AIM OF THE TASK
What lines of the data hold the string "this"? Pull each one out.

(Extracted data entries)
- - - - - - -

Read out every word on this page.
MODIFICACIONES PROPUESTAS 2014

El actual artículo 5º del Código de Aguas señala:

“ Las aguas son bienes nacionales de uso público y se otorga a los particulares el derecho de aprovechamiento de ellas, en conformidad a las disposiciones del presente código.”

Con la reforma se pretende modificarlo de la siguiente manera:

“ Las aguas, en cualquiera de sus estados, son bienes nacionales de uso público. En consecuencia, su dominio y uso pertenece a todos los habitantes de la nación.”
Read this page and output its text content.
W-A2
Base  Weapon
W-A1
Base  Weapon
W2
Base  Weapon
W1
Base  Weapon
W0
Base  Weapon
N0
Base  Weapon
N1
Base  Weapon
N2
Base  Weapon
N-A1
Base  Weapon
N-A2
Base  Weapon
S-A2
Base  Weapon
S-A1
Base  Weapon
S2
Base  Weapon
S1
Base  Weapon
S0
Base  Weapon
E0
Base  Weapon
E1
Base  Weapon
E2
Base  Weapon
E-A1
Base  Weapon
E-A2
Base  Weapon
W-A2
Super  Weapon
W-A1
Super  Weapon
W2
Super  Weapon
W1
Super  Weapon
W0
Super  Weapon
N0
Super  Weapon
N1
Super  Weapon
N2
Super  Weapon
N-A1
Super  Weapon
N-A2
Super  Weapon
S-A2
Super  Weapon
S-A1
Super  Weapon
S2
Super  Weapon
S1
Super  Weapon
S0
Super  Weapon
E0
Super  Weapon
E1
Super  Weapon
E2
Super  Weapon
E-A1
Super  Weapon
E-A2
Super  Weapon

- - - - - - -

PROBLEM SOLUTION
Read out every word on this page.
Read this page and output its text content.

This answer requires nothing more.